* _REQUIRED WORK_: Sort through the entries below and pull out lines containing the word "JSON".

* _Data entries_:
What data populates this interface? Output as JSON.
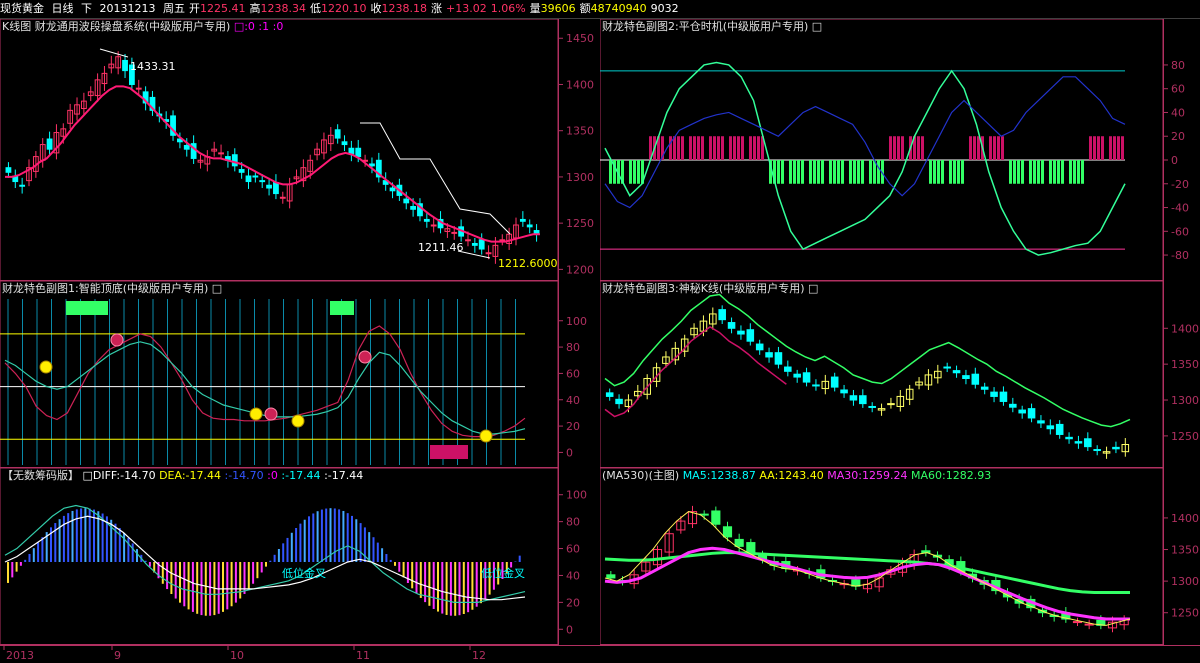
{
  "header": {
    "symbol": "现货黄金",
    "period": "日线",
    "mode": "下",
    "date": "20131213",
    "weekday": "周五",
    "open_label": "开",
    "open": "1225.41",
    "high_label": "高",
    "high": "1238.34",
    "low_label": "低",
    "low": "1220.10",
    "close_label": "收",
    "close": "1238.18",
    "change_label": "涨",
    "change": "+13.02",
    "change_pct": "1.06%",
    "volume_label": "量",
    "volume": "39606",
    "amount_label": "额",
    "amount": "48740940",
    "extra": "9032"
  },
  "colors": {
    "up": "#ff3366",
    "down": "#00ffff",
    "magenta": "#ff00ff",
    "green": "#33ff66",
    "yellow": "#ffff00",
    "axis": "#b03060",
    "blue": "#3355ff"
  },
  "panels": {
    "kline": {
      "title": "K线图",
      "subtitle": "财龙通用波段操盘系统(中级版用户专用)",
      "params": "□:0 :1 :0",
      "yticks": [
        "1450",
        "1400",
        "1350",
        "1300",
        "1250",
        "1200"
      ],
      "annotations": {
        "high": "1433.31",
        "low": "1211.46",
        "last": "1212.6000"
      }
    },
    "sub1": {
      "title": "财龙特色副图1:智能顶底(中级版用户专用) □",
      "yticks": [
        "100",
        "80",
        "60",
        "40",
        "20",
        "0"
      ]
    },
    "sub2": {
      "title": "财龙特色副图2:平仓时机(中级版用户专用) □",
      "yticks": [
        "80",
        "60",
        "40",
        "20",
        "0",
        "-20",
        "-40",
        "-60",
        "-80"
      ]
    },
    "sub3": {
      "title": "财龙特色副图3:神秘K线(中级版用户专用) □",
      "yticks": [
        "1400",
        "1350",
        "1300",
        "1250"
      ]
    },
    "chips": {
      "title": "【无数筹码版】",
      "diff_label": "□DIFF:-14.70",
      "dea_label": "DEA:-17.44",
      "v3": ":-14.70",
      "v4": ":0",
      "v5": ":-17.44",
      "v6": ":-17.44",
      "yticks": [
        "100",
        "80",
        "60",
        "40",
        "20",
        "0"
      ],
      "annot1": "低位金叉",
      "annot2": "低位金叉"
    },
    "ma": {
      "title": "(MA530)(主图)",
      "ma5": "MA5:1238.87",
      "aa": "AA:1243.40",
      "ma30": "MA30:1259.24",
      "ma60": "MA60:1282.93",
      "yticks": [
        "1400",
        "1350",
        "1300",
        "1250"
      ]
    }
  },
  "date_axis": [
    "2013",
    "9",
    "10",
    "11",
    "12"
  ],
  "chart_data": [
    {
      "type": "candlestick",
      "title": "K线图",
      "ylim": [
        1195,
        1460
      ],
      "close": [
        1305,
        1295,
        1290,
        1310,
        1322,
        1335,
        1330,
        1348,
        1352,
        1372,
        1378,
        1382,
        1392,
        1405,
        1412,
        1422,
        1430,
        1415,
        1400,
        1396,
        1380,
        1372,
        1366,
        1360,
        1345,
        1338,
        1330,
        1320,
        1318,
        1322,
        1330,
        1326,
        1318,
        1312,
        1305,
        1295,
        1300,
        1295,
        1288,
        1282,
        1278,
        1292,
        1300,
        1310,
        1318,
        1330,
        1340,
        1345,
        1342,
        1335,
        1325,
        1322,
        1318,
        1312,
        1300,
        1292,
        1285,
        1280,
        1272,
        1265,
        1258,
        1252,
        1248,
        1245,
        1244,
        1240,
        1236,
        1232,
        1226,
        1222,
        1218,
        1226,
        1232,
        1238,
        1248,
        1252,
        1246,
        1238
      ],
      "ma": [
        1300,
        1300,
        1302,
        1306,
        1310,
        1316,
        1320,
        1328,
        1336,
        1346,
        1356,
        1364,
        1372,
        1380,
        1388,
        1394,
        1398,
        1398,
        1396,
        1390,
        1384,
        1376,
        1368,
        1360,
        1352,
        1344,
        1338,
        1332,
        1326,
        1322,
        1320,
        1320,
        1318,
        1316,
        1314,
        1310,
        1306,
        1302,
        1298,
        1294,
        1292,
        1292,
        1294,
        1298,
        1302,
        1308,
        1314,
        1320,
        1324,
        1326,
        1324,
        1320,
        1314,
        1308,
        1302,
        1296,
        1290,
        1284,
        1278,
        1272,
        1266,
        1260,
        1255,
        1250,
        1247,
        1244,
        1241,
        1238,
        1235,
        1232,
        1230,
        1230,
        1230,
        1232,
        1234,
        1236,
        1238,
        1238
      ]
    },
    {
      "type": "line",
      "title": "财龙特色副图1:智能顶底(中级版用户专用)",
      "ylim": [
        -5,
        115
      ],
      "series": [
        {
          "values": [
            68,
            60,
            50,
            35,
            28,
            25,
            30,
            45,
            60,
            70,
            78,
            82,
            86,
            90,
            88,
            80,
            68,
            55,
            40,
            30,
            26,
            25,
            25,
            24,
            24,
            24,
            25,
            26,
            28,
            30,
            32,
            35,
            38,
            55,
            78,
            92,
            96,
            90,
            78,
            60,
            45,
            32,
            22,
            16,
            13,
            12,
            12,
            13,
            16,
            20,
            26
          ]
        },
        {
          "values": [
            70,
            66,
            60,
            54,
            50,
            48,
            50,
            56,
            62,
            68,
            74,
            78,
            82,
            84,
            82,
            76,
            68,
            60,
            50,
            44,
            40,
            36,
            34,
            32,
            30,
            28,
            27,
            27,
            27,
            28,
            29,
            31,
            34,
            42,
            56,
            68,
            76,
            74,
            66,
            56,
            46,
            38,
            30,
            24,
            20,
            16,
            14,
            14,
            15,
            16,
            18
          ]
        }
      ]
    },
    {
      "type": "line",
      "title": "财龙特色副图2:平仓时机(中级版用户专用)",
      "ylim": [
        -85,
        85
      ],
      "series": [
        {
          "values": [
            10,
            -10,
            -30,
            -20,
            10,
            40,
            60,
            70,
            80,
            82,
            80,
            70,
            50,
            10,
            -30,
            -60,
            -75,
            -70,
            -65,
            -60,
            -55,
            -50,
            -40,
            -30,
            -10,
            20,
            40,
            60,
            75,
            60,
            30,
            -10,
            -40,
            -60,
            -75,
            -80,
            -78,
            -75,
            -72,
            -70,
            -60,
            -40,
            -20
          ]
        },
        {
          "values": [
            -20,
            -35,
            -40,
            -30,
            -10,
            10,
            25,
            30,
            35,
            38,
            40,
            35,
            30,
            25,
            20,
            30,
            40,
            45,
            40,
            35,
            30,
            15,
            -5,
            -20,
            -30,
            -20,
            0,
            20,
            40,
            50,
            40,
            30,
            20,
            25,
            40,
            50,
            60,
            70,
            70,
            60,
            50,
            35,
            30
          ]
        }
      ]
    },
    {
      "type": "candlestick",
      "title": "财龙特色副图3:神秘K线(中级版用户专用)",
      "ylim": [
        1215,
        1445
      ],
      "close": [
        1305,
        1295,
        1300,
        1312,
        1330,
        1345,
        1360,
        1372,
        1385,
        1400,
        1410,
        1420,
        1412,
        1400,
        1392,
        1382,
        1370,
        1360,
        1350,
        1340,
        1332,
        1325,
        1320,
        1326,
        1318,
        1310,
        1300,
        1295,
        1290,
        1288,
        1295,
        1305,
        1315,
        1325,
        1335,
        1340,
        1345,
        1338,
        1330,
        1322,
        1315,
        1305,
        1298,
        1290,
        1282,
        1275,
        1268,
        1260,
        1252,
        1246,
        1240,
        1235,
        1230,
        1228,
        1232,
        1238
      ]
    },
    {
      "type": "bar",
      "title": "【无数筹码版】",
      "ylim": [
        -5,
        105
      ],
      "values": [
        62,
        66,
        70,
        75,
        80,
        86,
        90,
        94,
        94,
        90,
        80,
        68,
        52,
        44,
        40,
        38,
        36,
        35,
        35,
        36,
        38,
        40,
        42,
        44,
        46,
        48,
        50,
        52,
        54,
        56,
        60,
        66,
        72,
        78,
        80,
        76,
        68,
        58,
        50,
        42,
        36,
        32,
        28,
        26,
        26,
        28,
        32,
        38,
        44,
        50,
        56
      ],
      "series": [
        {
          "name": "DIFF",
          "values": [
            55,
            60,
            68,
            76,
            84,
            90,
            92,
            90,
            84,
            76,
            68,
            58,
            48,
            40,
            34,
            30,
            28,
            26,
            26,
            27,
            28,
            30,
            32,
            34,
            36,
            40,
            46,
            52,
            58,
            62,
            58,
            50,
            42,
            36,
            30,
            26,
            24,
            22,
            20,
            20,
            20,
            22,
            24,
            26,
            28
          ]
        },
        {
          "name": "DEA",
          "values": [
            50,
            54,
            60,
            66,
            72,
            78,
            82,
            84,
            82,
            78,
            72,
            64,
            56,
            48,
            42,
            38,
            34,
            32,
            30,
            30,
            30,
            30,
            31,
            32,
            33,
            35,
            38,
            42,
            46,
            50,
            52,
            50,
            46,
            42,
            38,
            34,
            31,
            28,
            26,
            24,
            23,
            22,
            22,
            23,
            24
          ]
        }
      ]
    },
    {
      "type": "line",
      "title": "(MA530)(主图)",
      "ylim": [
        1210,
        1460
      ],
      "series": [
        {
          "name": "MA5",
          "values": [
            1305,
            1300,
            1310,
            1330,
            1350,
            1375,
            1395,
            1410,
            1405,
            1390,
            1370,
            1355,
            1345,
            1335,
            1325,
            1320,
            1318,
            1312,
            1305,
            1300,
            1296,
            1292,
            1295,
            1305,
            1318,
            1330,
            1342,
            1345,
            1338,
            1325,
            1315,
            1305,
            1295,
            1285,
            1275,
            1265,
            1258,
            1250,
            1244,
            1240,
            1236,
            1232,
            1230,
            1235,
            1240
          ]
        },
        {
          "name": "MA30",
          "values": [
            1300,
            1298,
            1300,
            1305,
            1315,
            1325,
            1335,
            1345,
            1350,
            1352,
            1350,
            1345,
            1340,
            1335,
            1330,
            1325,
            1320,
            1315,
            1310,
            1308,
            1306,
            1305,
            1306,
            1310,
            1316,
            1322,
            1326,
            1328,
            1326,
            1320,
            1312,
            1304,
            1296,
            1288,
            1280,
            1272,
            1265,
            1258,
            1252,
            1248,
            1245,
            1242,
            1240,
            1240,
            1240
          ]
        },
        {
          "name": "MA60",
          "values": [
            1335,
            1334,
            1333,
            1333,
            1334,
            1336,
            1338,
            1340,
            1342,
            1344,
            1345,
            1345,
            1344,
            1343,
            1342,
            1341,
            1340,
            1339,
            1338,
            1337,
            1336,
            1335,
            1334,
            1333,
            1332,
            1331,
            1330,
            1328,
            1326,
            1324,
            1320,
            1316,
            1312,
            1308,
            1304,
            1300,
            1296,
            1292,
            1288,
            1285,
            1283,
            1282,
            1282,
            1282,
            1282
          ]
        }
      ]
    }
  ]
}
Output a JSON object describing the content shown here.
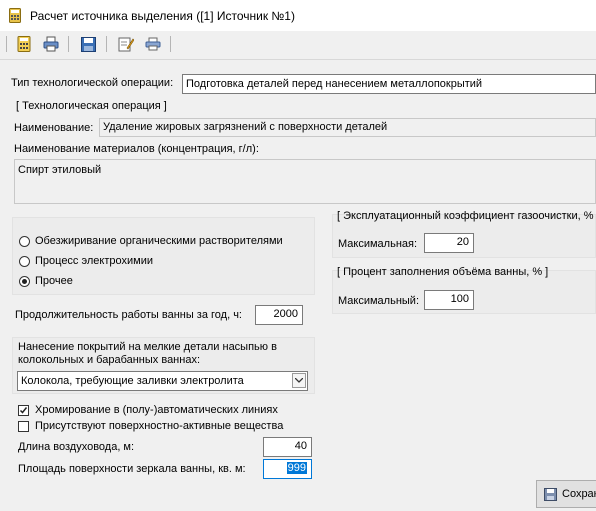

* _SOLUTION FOR THIS PROBLEM_:
What data populates this interface? Output as JSON.
Output a JSON object describing the content shown here.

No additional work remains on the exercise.